**Short task:** Please rewrite everything from the start of the material down through the line containing "bar-2021 xyxy=(281,325,302,372)", changing "gridline" to "grid-line" and leaving the rest untouched. Return only those lines.

**Data listing:**
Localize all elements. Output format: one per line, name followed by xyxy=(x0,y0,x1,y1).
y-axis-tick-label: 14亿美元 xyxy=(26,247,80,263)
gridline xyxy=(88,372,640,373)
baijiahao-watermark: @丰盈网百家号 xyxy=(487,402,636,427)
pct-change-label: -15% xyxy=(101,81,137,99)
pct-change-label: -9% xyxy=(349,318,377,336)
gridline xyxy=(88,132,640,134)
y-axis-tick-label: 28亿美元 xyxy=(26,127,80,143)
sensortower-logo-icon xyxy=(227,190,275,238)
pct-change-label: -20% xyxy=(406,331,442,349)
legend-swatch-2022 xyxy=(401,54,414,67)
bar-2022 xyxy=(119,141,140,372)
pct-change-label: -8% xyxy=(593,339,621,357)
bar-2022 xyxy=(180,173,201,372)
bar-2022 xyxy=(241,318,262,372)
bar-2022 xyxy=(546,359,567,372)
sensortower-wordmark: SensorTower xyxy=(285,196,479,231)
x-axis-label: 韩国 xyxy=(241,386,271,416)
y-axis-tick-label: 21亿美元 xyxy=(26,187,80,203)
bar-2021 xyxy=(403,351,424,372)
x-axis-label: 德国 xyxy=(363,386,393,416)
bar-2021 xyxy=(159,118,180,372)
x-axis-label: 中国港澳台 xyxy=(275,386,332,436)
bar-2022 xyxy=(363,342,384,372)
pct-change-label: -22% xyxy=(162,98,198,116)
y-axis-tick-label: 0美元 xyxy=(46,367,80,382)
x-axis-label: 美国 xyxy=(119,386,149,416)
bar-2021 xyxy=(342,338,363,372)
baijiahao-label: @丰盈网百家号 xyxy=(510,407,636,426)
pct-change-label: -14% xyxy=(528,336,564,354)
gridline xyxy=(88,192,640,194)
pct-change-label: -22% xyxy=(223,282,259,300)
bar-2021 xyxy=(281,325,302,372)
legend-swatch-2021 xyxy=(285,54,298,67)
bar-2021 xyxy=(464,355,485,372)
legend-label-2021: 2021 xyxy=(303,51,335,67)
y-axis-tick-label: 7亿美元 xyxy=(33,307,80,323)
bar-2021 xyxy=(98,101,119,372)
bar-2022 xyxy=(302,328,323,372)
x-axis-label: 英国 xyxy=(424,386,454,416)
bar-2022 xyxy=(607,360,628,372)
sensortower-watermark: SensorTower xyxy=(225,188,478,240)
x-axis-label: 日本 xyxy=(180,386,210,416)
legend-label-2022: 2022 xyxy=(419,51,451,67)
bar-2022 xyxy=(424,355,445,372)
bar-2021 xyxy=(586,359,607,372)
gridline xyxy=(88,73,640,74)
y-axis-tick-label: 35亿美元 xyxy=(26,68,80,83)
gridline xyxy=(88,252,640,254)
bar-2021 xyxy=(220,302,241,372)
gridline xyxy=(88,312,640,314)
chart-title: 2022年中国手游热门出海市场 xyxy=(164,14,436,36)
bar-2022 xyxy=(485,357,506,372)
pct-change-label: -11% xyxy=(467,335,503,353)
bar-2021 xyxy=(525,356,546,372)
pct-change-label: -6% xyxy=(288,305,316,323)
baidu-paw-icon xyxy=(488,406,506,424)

**Solution to the exercise:**
Localize all elements. Output format: one per line, name followed by xyxy=(x0,y0,x1,y1).
y-axis-tick-label: 14亿美元 xyxy=(26,247,80,263)
grid-line xyxy=(88,372,640,373)
baijiahao-watermark: @丰盈网百家号 xyxy=(487,402,636,427)
pct-change-label: -15% xyxy=(101,81,137,99)
pct-change-label: -9% xyxy=(349,318,377,336)
grid-line xyxy=(88,132,640,134)
y-axis-tick-label: 28亿美元 xyxy=(26,127,80,143)
sensortower-logo-icon xyxy=(227,190,275,238)
pct-change-label: -20% xyxy=(406,331,442,349)
legend-swatch-2022 xyxy=(401,54,414,67)
bar-2022 xyxy=(119,141,140,372)
pct-change-label: -8% xyxy=(593,339,621,357)
bar-2022 xyxy=(180,173,201,372)
bar-2022 xyxy=(241,318,262,372)
bar-2022 xyxy=(546,359,567,372)
sensortower-wordmark: SensorTower xyxy=(285,196,479,231)
x-axis-label: 韩国 xyxy=(241,386,271,416)
y-axis-tick-label: 21亿美元 xyxy=(26,187,80,203)
bar-2021 xyxy=(403,351,424,372)
x-axis-label: 德国 xyxy=(363,386,393,416)
bar-2021 xyxy=(159,118,180,372)
x-axis-label: 中国港澳台 xyxy=(275,386,332,436)
bar-2022 xyxy=(363,342,384,372)
pct-change-label: -22% xyxy=(162,98,198,116)
y-axis-tick-label: 0美元 xyxy=(46,367,80,382)
x-axis-label: 美国 xyxy=(119,386,149,416)
bar-2021 xyxy=(342,338,363,372)
baijiahao-label: @丰盈网百家号 xyxy=(510,407,636,426)
pct-change-label: -14% xyxy=(528,336,564,354)
grid-line xyxy=(88,192,640,194)
pct-change-label: -22% xyxy=(223,282,259,300)
bar-2021 xyxy=(281,325,302,372)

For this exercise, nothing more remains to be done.